■ **Data for this exercise**:
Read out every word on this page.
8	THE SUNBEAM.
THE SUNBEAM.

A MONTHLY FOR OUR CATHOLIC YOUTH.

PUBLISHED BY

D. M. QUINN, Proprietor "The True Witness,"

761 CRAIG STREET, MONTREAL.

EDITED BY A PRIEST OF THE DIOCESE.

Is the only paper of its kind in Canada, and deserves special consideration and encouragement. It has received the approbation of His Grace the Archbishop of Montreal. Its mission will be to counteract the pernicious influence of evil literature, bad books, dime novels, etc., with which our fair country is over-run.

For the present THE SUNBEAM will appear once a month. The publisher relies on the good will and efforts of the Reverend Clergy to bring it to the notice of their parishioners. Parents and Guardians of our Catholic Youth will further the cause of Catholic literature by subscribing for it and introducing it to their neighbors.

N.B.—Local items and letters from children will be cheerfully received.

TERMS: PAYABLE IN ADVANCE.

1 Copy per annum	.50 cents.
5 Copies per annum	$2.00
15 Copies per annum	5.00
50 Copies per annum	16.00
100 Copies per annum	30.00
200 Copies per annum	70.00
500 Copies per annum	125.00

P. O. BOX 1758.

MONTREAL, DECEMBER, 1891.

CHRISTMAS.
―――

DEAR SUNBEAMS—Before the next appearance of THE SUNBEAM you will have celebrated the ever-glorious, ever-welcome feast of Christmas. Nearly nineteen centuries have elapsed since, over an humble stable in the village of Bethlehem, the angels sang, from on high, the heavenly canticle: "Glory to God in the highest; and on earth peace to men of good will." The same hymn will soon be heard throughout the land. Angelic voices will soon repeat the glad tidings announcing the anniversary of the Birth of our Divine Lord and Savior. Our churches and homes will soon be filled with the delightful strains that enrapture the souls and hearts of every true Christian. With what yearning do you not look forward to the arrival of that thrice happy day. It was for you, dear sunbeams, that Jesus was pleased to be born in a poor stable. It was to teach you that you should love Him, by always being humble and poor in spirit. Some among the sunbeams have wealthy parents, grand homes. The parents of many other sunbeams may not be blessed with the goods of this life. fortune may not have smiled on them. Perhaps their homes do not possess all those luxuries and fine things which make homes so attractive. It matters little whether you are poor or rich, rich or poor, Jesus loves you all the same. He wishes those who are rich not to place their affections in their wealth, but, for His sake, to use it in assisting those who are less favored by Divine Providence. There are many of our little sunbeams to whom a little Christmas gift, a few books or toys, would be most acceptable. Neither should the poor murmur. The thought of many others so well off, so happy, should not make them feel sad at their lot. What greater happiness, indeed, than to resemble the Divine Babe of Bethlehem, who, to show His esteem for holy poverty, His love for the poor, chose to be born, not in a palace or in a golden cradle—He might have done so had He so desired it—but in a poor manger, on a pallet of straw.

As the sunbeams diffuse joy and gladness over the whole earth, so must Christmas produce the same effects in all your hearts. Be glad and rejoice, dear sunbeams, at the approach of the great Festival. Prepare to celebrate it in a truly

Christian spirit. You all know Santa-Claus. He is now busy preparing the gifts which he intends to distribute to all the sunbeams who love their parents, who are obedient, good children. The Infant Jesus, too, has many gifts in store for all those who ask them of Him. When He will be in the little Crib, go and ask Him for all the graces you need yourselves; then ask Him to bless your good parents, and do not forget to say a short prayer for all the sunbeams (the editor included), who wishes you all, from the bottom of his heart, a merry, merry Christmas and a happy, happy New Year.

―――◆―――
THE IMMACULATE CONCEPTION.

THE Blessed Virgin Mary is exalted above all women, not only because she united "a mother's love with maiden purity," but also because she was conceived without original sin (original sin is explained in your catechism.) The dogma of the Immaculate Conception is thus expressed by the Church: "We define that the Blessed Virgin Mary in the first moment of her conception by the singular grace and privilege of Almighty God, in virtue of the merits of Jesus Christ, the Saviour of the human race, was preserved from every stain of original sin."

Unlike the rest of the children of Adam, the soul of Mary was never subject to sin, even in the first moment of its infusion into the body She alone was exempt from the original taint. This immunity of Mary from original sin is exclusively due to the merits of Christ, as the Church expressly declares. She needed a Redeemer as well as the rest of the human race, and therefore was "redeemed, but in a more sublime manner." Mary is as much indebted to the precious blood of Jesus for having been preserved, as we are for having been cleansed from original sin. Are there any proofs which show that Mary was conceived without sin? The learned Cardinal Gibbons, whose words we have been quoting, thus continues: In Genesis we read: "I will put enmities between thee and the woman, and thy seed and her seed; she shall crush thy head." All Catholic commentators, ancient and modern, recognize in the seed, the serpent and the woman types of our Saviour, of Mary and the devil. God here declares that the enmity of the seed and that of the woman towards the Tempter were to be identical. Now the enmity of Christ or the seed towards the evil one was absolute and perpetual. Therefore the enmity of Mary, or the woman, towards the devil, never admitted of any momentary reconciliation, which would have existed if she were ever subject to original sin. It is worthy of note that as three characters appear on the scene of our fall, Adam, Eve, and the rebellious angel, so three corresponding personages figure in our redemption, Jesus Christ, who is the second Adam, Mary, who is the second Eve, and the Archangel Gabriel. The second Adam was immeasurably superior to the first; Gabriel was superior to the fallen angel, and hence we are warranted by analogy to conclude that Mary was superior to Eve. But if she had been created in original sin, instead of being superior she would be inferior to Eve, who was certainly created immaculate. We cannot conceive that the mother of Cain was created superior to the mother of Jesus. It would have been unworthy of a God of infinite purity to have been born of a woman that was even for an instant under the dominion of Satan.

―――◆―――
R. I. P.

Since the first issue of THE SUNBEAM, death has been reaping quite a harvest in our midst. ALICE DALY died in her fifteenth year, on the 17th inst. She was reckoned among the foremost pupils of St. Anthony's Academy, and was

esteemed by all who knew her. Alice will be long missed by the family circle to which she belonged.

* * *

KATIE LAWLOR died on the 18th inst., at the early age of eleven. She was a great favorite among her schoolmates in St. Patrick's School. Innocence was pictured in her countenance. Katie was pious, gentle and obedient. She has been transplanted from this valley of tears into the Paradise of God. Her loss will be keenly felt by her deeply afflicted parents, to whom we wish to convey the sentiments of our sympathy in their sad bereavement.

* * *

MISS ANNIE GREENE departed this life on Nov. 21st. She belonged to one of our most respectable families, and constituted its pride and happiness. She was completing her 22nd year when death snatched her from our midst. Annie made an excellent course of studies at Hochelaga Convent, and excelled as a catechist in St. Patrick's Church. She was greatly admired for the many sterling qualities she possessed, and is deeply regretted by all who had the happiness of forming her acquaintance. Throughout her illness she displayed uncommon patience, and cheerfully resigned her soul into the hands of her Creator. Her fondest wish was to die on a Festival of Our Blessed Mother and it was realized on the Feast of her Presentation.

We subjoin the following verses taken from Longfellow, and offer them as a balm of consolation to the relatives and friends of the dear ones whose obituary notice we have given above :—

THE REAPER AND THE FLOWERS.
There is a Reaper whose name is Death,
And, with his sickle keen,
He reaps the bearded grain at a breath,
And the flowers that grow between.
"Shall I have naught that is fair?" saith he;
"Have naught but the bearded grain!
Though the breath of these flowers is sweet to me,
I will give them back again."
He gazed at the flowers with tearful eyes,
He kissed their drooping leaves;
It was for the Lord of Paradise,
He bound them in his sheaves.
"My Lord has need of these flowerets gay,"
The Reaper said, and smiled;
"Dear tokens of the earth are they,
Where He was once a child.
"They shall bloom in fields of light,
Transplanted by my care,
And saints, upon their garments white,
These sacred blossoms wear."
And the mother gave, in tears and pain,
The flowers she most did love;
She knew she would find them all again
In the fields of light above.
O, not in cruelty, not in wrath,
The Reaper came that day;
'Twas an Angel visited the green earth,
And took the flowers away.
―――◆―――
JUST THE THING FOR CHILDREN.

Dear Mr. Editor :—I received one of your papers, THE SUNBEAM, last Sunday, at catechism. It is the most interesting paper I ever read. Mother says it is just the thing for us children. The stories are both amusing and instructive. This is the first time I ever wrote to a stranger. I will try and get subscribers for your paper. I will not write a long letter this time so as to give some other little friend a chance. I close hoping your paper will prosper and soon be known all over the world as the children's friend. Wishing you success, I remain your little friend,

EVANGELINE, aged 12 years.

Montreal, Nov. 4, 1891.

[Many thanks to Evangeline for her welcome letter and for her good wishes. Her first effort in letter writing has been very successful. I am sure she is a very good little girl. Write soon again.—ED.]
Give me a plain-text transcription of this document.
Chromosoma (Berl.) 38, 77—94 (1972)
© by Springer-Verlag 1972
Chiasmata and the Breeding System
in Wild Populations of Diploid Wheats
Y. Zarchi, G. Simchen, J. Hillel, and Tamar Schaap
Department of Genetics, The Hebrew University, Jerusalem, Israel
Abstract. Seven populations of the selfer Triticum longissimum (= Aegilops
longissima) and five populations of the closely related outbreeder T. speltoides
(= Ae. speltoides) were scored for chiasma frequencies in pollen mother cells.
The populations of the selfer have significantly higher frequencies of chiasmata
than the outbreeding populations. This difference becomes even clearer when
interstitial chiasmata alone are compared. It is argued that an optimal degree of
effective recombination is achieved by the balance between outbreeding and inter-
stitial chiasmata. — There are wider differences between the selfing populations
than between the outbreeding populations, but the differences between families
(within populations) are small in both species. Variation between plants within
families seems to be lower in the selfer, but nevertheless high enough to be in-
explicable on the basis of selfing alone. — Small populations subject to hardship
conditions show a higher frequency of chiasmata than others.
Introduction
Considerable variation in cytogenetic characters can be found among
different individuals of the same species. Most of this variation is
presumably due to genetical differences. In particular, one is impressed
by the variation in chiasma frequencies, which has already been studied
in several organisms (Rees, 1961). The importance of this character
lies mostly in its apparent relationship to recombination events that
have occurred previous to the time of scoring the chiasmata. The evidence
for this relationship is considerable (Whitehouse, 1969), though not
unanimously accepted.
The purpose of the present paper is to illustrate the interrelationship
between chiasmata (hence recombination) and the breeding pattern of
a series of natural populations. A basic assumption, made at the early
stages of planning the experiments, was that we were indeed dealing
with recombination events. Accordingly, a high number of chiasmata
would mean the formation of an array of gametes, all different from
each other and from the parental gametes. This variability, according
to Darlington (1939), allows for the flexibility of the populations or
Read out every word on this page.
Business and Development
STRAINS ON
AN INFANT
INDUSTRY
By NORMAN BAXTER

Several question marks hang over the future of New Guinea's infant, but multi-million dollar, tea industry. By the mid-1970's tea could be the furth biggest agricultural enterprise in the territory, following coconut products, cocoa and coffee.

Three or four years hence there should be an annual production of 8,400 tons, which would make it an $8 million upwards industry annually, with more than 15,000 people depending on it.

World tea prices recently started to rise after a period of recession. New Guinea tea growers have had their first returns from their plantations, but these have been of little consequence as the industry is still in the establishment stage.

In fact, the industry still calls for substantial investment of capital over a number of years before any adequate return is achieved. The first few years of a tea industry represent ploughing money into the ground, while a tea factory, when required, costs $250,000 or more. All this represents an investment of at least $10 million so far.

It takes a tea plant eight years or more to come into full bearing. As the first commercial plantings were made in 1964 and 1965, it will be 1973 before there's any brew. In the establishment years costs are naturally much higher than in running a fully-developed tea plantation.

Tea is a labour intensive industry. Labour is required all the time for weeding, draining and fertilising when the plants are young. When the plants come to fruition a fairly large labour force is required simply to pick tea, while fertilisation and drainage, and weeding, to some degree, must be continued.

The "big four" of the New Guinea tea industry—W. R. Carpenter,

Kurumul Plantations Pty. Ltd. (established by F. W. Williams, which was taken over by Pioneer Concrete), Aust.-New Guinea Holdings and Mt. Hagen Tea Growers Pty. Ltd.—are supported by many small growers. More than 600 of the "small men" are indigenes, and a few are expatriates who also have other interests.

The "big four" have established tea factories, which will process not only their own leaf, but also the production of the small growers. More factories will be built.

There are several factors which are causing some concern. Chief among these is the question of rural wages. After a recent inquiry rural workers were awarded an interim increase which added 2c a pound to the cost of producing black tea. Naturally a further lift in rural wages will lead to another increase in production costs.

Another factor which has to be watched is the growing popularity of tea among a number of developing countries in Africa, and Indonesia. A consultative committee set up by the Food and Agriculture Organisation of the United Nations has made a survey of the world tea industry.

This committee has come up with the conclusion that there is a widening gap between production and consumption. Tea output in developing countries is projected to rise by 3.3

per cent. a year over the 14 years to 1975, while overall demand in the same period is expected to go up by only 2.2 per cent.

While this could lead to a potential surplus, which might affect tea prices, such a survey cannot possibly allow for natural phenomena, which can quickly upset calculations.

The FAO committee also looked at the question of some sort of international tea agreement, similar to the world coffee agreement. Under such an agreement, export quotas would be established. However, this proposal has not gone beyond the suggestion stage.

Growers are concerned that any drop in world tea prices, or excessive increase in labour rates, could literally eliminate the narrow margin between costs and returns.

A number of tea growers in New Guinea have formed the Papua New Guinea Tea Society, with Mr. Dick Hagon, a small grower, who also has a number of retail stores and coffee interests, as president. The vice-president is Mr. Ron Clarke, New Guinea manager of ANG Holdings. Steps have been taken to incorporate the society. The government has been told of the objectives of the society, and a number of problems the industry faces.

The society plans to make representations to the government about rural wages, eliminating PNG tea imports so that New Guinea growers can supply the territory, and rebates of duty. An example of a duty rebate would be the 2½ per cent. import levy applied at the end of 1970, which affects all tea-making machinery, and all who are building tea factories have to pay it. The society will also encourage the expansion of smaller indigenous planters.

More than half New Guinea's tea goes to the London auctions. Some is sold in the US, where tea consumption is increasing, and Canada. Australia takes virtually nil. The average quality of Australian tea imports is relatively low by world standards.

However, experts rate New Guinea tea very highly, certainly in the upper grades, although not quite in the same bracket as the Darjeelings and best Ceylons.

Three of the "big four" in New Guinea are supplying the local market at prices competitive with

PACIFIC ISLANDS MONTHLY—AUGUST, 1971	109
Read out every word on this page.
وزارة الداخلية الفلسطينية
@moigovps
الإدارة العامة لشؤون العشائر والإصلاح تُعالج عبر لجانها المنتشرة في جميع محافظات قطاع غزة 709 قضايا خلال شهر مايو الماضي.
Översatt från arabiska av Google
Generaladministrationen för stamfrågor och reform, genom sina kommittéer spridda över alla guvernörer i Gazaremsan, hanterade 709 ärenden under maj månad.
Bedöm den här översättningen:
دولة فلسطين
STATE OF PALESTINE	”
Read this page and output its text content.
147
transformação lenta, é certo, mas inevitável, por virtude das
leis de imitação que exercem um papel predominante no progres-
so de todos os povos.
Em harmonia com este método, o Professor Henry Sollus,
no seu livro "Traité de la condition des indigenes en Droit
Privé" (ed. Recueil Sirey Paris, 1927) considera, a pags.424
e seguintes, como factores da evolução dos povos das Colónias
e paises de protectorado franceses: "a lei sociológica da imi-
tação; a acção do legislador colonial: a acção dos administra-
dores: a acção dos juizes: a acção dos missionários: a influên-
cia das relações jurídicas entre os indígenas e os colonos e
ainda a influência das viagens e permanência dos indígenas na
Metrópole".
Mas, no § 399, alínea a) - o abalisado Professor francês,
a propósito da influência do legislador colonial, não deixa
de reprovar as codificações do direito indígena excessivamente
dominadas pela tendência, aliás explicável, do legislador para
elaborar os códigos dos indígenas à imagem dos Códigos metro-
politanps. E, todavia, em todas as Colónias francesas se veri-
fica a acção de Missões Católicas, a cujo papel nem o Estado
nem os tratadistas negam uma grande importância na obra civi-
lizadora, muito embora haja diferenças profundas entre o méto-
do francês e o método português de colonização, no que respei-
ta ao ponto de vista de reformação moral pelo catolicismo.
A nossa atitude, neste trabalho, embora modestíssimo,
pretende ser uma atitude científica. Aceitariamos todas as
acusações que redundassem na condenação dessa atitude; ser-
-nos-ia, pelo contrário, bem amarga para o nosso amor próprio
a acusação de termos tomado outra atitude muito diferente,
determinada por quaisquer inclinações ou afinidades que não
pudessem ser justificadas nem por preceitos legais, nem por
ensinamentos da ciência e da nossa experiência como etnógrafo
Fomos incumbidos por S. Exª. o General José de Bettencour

■ **To do**:
Word for word, quote the lines from the line containing "Read this page and output its text content." through the end of the material, both included, and nothing else.

■ **The completed task**:
Read this page and output its text content.
147
transformação lenta, é certo, mas inevitável, por virtude das
leis de imitação que exercem um papel predominante no progres-
so de todos os povos.
Em harmonia com este método, o Professor Henry Sollus,
no seu livro "Traité de la condition des indigenes en Droit
Privé" (ed. Recueil Sirey Paris, 1927) considera, a pags.424
e seguintes, como factores da evolução dos povos das Colónias
e paises de protectorado franceses: "a lei sociológica da imi-
tação; a acção do legislador colonial: a acção dos administra-
dores: a acção dos juizes: a acção dos missionários: a influên-
cia das relações jurídicas entre os indígenas e os colonos e
ainda a influência das viagens e permanência dos indígenas na
Metrópole".
Mas, no § 399, alínea a) - o abalisado Professor francês,
a propósito da influência do legislador colonial, não deixa
de reprovar as codificações do direito indígena excessivamente
dominadas pela tendência, aliás explicável, do legislador para
elaborar os códigos dos indígenas à imagem dos Códigos metro-
politanps. E, todavia, em todas as Colónias francesas se veri-
fica a acção de Missões Católicas, a cujo papel nem o Estado
nem os tratadistas negam uma grande importância na obra civi-
lizadora, muito embora haja diferenças profundas entre o méto-
do francês e o método português de colonização, no que respei-
ta ao ponto de vista de reformação moral pelo catolicismo.
A nossa atitude, neste trabalho, embora modestíssimo,
pretende ser uma atitude científica. Aceitariamos todas as
acusações que redundassem na condenação dessa atitude; ser-
-nos-ia, pelo contrário, bem amarga para o nosso amor próprio
a acusação de termos tomado outra atitude muito diferente,
determinada por quaisquer inclinações ou afinidades que não
pudessem ser justificadas nem por preceitos legais, nem por
ensinamentos da ciência e da nossa experiência como etnógrafo
Fomos incumbidos por S. Exª. o General José de Bettencour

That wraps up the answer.